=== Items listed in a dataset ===

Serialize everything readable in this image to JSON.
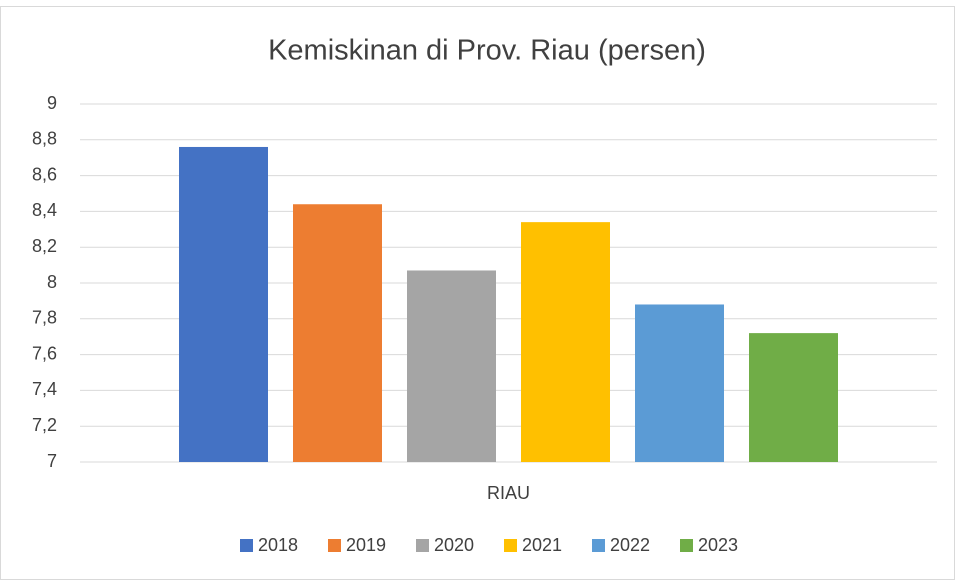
{
  "chart_data": {
    "type": "bar",
    "title": "Kemiskinan di Prov. Riau (persen)",
    "categories": [
      "RIAU"
    ],
    "series": [
      {
        "name": "2018",
        "color": "#4472c4",
        "values": [
          8.76
        ]
      },
      {
        "name": "2019",
        "color": "#ed7d31",
        "values": [
          8.44
        ]
      },
      {
        "name": "2020",
        "color": "#a5a5a5",
        "values": [
          8.07
        ]
      },
      {
        "name": "2021",
        "color": "#ffc000",
        "values": [
          8.34
        ]
      },
      {
        "name": "2022",
        "color": "#5b9bd5",
        "values": [
          7.88
        ]
      },
      {
        "name": "2023",
        "color": "#70ad47",
        "values": [
          7.72
        ]
      }
    ],
    "ylim": [
      7,
      9
    ],
    "yticks": [
      7,
      {
        "value": 7.2,
        "label": "7,2"
      },
      {
        "value": 7.4,
        "label": "7,4"
      },
      {
        "value": 7.6,
        "label": "7,6"
      },
      {
        "value": 7.8,
        "label": "7,8"
      },
      8,
      {
        "value": 8.2,
        "label": "8,2"
      },
      {
        "value": 8.4,
        "label": "8,4"
      },
      {
        "value": 8.6,
        "label": "8,6"
      },
      {
        "value": 8.8,
        "label": "8,8"
      },
      9
    ],
    "grid": true,
    "legend": "bottom"
  }
}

=== PROBLEM TO WORK ON ===
The data should be printed again unchanged; leave its pictures out.

=== ANSWER TO THE PROBLEM ===
Serialize everything readable in this image to JSON.
{
  "chart_data": {
    "type": "bar",
    "title": "Kemiskinan di Prov. Riau (persen)",
    "categories": [
      "RIAU"
    ],
    "series": [
      {
        "name": "2018",
        "color": "#4472c4",
        "values": [
          8.76
        ]
      },
      {
        "name": "2019",
        "color": "#ed7d31",
        "values": [
          8.44
        ]
      },
      {
        "name": "2020",
        "color": "#a5a5a5",
        "values": [
          8.07
        ]
      },
      {
        "name": "2021",
        "color": "#ffc000",
        "values": [
          8.34
        ]
      },
      {
        "name": "2022",
        "color": "#5b9bd5",
        "values": [
          7.88
        ]
      },
      {
        "name": "2023",
        "color": "#70ad47",
        "values": [
          7.72
        ]
      }
    ],
    "ylim": [
      7,
      9
    ],
    "yticks": [
      7,
      {
        "value": 7.2,
        "label": "7,2"
      },
      {
        "value": 7.4,
        "label": "7,4"
      },
      {
        "value": 7.6,
        "label": "7,6"
      },
      {
        "value": 7.8,
        "label": "7,8"
      },
      8,
      {
        "value": 8.2,
        "label": "8,2"
      },
      {
        "value": 8.4,
        "label": "8,4"
      },
      {
        "value": 8.6,
        "label": "8,6"
      },
      {
        "value": 8.8,
        "label": "8,8"
      },
      9
    ],
    "grid": true,
    "legend": "bottom"
  }
}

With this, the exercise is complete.